## start Records supplied

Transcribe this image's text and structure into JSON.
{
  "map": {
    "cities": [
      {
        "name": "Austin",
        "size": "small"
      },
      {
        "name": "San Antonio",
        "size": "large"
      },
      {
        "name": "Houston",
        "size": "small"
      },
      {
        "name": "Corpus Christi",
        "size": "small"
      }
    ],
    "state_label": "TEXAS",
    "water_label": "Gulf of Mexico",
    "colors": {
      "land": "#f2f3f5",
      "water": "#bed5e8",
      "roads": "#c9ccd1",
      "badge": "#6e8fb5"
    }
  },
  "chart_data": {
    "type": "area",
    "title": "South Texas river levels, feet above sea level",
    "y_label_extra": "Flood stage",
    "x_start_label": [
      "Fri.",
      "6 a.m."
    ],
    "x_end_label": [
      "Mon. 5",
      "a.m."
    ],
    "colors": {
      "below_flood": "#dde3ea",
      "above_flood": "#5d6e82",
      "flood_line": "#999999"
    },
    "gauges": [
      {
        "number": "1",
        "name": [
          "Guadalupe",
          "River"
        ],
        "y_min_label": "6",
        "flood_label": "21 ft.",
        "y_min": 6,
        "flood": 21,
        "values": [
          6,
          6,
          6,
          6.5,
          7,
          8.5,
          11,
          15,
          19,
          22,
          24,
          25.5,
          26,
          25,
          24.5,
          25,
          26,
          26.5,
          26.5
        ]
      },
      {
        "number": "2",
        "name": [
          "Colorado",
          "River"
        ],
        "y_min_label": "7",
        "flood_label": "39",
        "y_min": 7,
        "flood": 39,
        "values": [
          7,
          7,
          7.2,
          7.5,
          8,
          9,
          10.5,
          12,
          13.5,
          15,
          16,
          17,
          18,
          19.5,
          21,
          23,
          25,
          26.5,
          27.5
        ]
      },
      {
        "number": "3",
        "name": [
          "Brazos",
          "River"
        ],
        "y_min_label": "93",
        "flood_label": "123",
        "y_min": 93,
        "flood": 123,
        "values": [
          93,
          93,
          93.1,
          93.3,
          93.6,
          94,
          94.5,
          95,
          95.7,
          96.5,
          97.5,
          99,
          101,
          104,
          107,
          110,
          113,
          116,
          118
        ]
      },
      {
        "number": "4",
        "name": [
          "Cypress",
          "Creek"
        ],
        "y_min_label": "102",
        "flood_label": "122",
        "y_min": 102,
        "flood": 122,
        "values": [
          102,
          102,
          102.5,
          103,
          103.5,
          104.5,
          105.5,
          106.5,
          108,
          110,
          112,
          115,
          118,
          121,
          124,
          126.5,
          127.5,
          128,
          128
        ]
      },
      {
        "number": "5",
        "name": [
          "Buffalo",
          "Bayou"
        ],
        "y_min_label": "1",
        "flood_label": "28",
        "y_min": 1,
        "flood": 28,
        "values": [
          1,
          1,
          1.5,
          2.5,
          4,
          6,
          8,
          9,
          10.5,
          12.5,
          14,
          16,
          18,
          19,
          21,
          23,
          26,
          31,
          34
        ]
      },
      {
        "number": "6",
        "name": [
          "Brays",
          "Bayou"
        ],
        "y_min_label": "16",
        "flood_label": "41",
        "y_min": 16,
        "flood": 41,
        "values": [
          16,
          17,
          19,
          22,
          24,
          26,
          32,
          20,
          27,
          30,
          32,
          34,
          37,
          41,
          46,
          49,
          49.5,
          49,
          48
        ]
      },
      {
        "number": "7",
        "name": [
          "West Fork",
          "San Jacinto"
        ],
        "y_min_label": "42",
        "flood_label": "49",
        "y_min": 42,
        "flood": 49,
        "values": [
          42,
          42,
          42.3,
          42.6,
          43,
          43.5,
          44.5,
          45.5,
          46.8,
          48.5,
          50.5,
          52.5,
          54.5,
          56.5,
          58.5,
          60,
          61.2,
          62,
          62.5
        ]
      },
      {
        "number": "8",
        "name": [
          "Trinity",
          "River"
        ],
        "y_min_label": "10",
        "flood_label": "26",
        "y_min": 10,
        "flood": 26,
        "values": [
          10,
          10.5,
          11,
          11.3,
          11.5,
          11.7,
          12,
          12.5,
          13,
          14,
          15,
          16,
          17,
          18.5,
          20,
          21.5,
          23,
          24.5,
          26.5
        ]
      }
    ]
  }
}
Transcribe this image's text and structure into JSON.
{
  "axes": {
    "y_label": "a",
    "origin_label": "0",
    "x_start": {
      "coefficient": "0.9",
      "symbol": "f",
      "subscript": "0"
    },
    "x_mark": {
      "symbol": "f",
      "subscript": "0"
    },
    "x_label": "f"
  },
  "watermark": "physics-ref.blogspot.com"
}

## end Records supplied
## start Records supplied

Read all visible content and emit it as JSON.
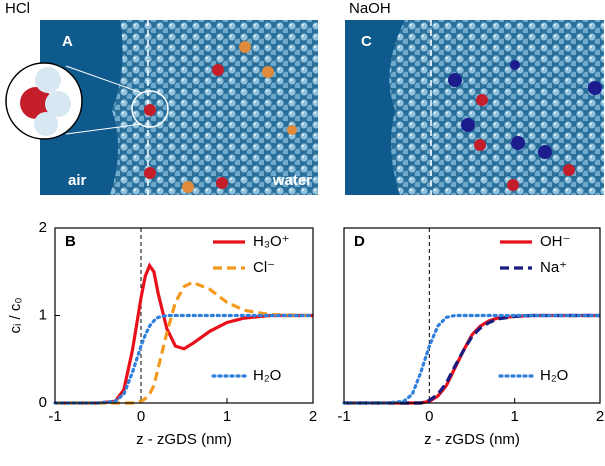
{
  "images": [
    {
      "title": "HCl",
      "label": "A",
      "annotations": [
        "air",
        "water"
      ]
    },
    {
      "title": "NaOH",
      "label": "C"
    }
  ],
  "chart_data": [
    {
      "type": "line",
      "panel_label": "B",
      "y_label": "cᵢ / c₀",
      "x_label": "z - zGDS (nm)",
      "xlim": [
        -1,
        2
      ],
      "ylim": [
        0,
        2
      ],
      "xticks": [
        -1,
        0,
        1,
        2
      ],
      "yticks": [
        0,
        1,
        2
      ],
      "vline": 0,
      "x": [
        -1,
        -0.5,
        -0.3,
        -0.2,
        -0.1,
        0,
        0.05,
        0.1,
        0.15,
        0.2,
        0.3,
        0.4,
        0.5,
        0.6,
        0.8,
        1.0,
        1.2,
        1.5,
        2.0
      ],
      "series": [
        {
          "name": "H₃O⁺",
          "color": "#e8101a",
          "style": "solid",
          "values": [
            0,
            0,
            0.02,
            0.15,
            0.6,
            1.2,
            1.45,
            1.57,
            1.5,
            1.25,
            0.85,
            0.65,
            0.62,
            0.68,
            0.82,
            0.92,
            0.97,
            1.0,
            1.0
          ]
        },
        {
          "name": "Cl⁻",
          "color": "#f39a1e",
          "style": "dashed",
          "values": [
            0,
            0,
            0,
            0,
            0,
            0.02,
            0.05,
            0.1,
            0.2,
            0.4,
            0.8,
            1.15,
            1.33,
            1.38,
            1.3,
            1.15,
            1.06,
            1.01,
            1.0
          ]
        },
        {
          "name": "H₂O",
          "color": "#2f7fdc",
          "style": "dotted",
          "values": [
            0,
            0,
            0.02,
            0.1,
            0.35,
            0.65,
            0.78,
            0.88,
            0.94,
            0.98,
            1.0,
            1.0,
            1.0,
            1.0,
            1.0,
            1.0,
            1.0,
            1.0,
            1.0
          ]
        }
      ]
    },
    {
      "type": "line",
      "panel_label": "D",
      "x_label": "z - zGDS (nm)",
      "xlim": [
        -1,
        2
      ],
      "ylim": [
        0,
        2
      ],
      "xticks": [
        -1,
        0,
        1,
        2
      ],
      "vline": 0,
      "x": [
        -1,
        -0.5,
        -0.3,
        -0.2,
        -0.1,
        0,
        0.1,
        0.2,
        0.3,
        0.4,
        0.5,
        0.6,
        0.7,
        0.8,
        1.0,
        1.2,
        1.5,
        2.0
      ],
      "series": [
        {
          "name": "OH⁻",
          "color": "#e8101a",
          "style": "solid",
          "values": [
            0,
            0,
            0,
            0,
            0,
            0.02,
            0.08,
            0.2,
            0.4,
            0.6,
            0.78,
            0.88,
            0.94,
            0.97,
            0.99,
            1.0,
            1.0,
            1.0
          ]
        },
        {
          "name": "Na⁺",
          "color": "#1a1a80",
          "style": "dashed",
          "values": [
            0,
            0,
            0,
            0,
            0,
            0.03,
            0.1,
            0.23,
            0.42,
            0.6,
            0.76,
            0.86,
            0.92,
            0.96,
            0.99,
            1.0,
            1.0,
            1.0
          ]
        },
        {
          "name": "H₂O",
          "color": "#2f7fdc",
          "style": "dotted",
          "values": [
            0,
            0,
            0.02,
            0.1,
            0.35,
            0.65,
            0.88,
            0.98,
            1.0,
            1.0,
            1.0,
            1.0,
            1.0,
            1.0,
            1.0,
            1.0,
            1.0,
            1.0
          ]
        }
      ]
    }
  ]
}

## end Records supplied

◆ **Exercise prompt**:
Take every line above carrying "number" and return it.

◆ **Correct output**:
        "number": "1",
        "number": "2",
        "number": "3",
        "number": "4",
        "number": "5",
        "number": "6",
        "number": "7",
        "number": "8",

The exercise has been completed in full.